## Information given

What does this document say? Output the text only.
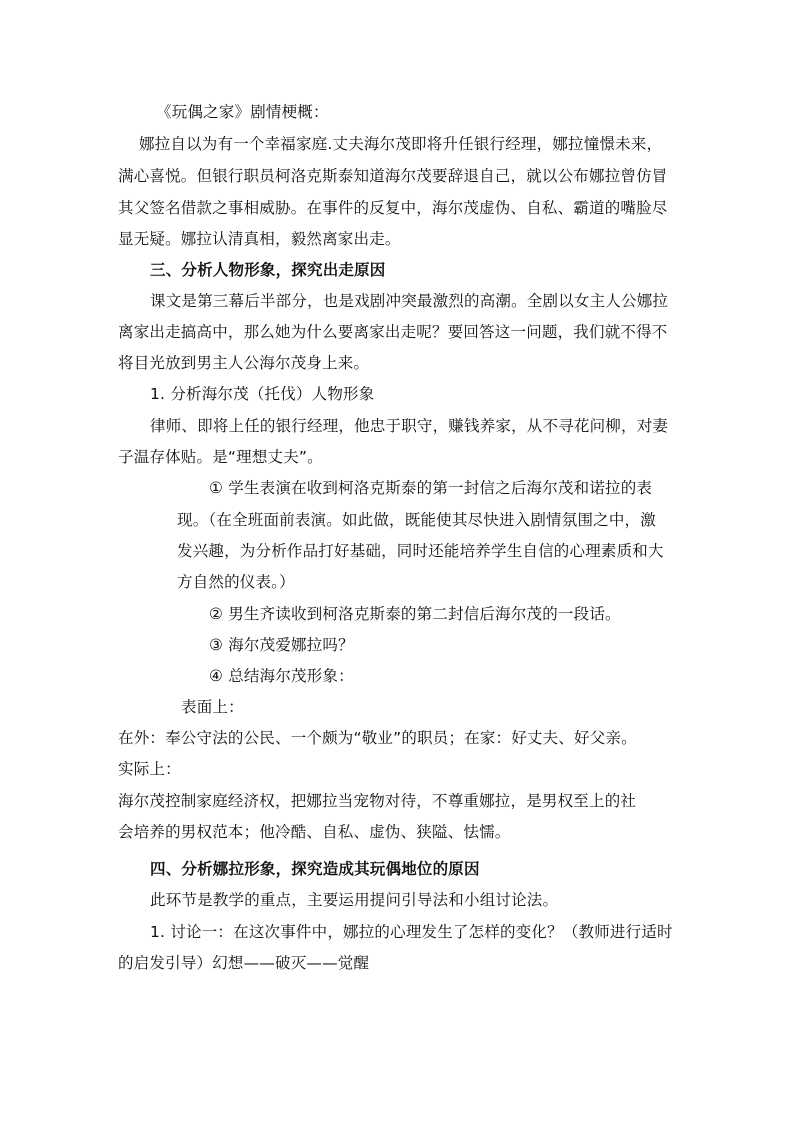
《玩偶之家》剧情梗概：
娜拉自以为有一个幸福家庭.丈夫海尔茂即将升任银行经理，娜拉憧憬未来，
满心喜悦。但银行职员柯洛克斯泰知道海尔茂要辞退自己，就以公布娜拉曾仿冒
其父签名借款之事相威胁。在事件的反复中，海尔茂虚伪、自私、霸道的嘴脸尽
显无疑。娜拉认清真相，毅然离家出走。
三、分析人物形象，探究出走原因
课文是第三幕后半部分，也是戏剧冲突最激烈的高潮。全剧以女主人公娜拉
离家出走搞高中，那么她为什么要离家出走呢？要回答这一问题，我们就不得不
将目光放到男主人公海尔茂身上来。
1. 分析海尔茂（托伐）人物形象
律师、即将上任的银行经理，他忠于职守，赚钱养家，从不寻花问柳，对妻
子温存体贴。是“理想丈夫”。
① 学生表演在收到柯洛克斯泰的第一封信之后海尔茂和诺拉的表
现。（在全班面前表演。如此做，既能使其尽快进入剧情氛围之中，激
发兴趣，为分析作品打好基础，同时还能培养学生自信的心理素质和大
方自然的仪表。）
② 男生齐读收到柯洛克斯泰的第二封信后海尔茂的一段话。
③ 海尔茂爱娜拉吗？
④ 总结海尔茂形象：
表面上：
在外：奉公守法的公民、一个颇为“敬业”的职员；在家：好丈夫、好父亲。
实际上：
海尔茂控制家庭经济权，把娜拉当宠物对待，不尊重娜拉，是男权至上的社
会培养的男权范本；他冷酷、自私、虚伪、狭隘、怯懦。
四、分析娜拉形象，探究造成其玩偶地位的原因
此环节是教学的重点，主要运用提问引导法和小组讨论法。
1. 讨论一：在这次事件中，娜拉的心理发生了怎样的变化？（教师进行适时
的启发引导）幻想——破灭——觉醒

## What you have to do
Reproduce the full listing above verbatim, with no pictures included.

## Task result
What does this document say? Output the text only.
《玩偶之家》剧情梗概：
娜拉自以为有一个幸福家庭.丈夫海尔茂即将升任银行经理，娜拉憧憬未来，
满心喜悦。但银行职员柯洛克斯泰知道海尔茂要辞退自己，就以公布娜拉曾仿冒
其父签名借款之事相威胁。在事件的反复中，海尔茂虚伪、自私、霸道的嘴脸尽
显无疑。娜拉认清真相，毅然离家出走。
三、分析人物形象，探究出走原因
课文是第三幕后半部分，也是戏剧冲突最激烈的高潮。全剧以女主人公娜拉
离家出走搞高中，那么她为什么要离家出走呢？要回答这一问题，我们就不得不
将目光放到男主人公海尔茂身上来。
1. 分析海尔茂（托伐）人物形象
律师、即将上任的银行经理，他忠于职守，赚钱养家，从不寻花问柳，对妻
子温存体贴。是“理想丈夫”。
① 学生表演在收到柯洛克斯泰的第一封信之后海尔茂和诺拉的表
现。（在全班面前表演。如此做，既能使其尽快进入剧情氛围之中，激
发兴趣，为分析作品打好基础，同时还能培养学生自信的心理素质和大
方自然的仪表。）
② 男生齐读收到柯洛克斯泰的第二封信后海尔茂的一段话。
③ 海尔茂爱娜拉吗？
④ 总结海尔茂形象：
表面上：
在外：奉公守法的公民、一个颇为“敬业”的职员；在家：好丈夫、好父亲。
实际上：
海尔茂控制家庭经济权，把娜拉当宠物对待，不尊重娜拉，是男权至上的社
会培养的男权范本；他冷酷、自私、虚伪、狭隘、怯懦。
四、分析娜拉形象，探究造成其玩偶地位的原因
此环节是教学的重点，主要运用提问引导法和小组讨论法。
1. 讨论一：在这次事件中，娜拉的心理发生了怎样的变化？（教师进行适时
的启发引导）幻想——破灭——觉醒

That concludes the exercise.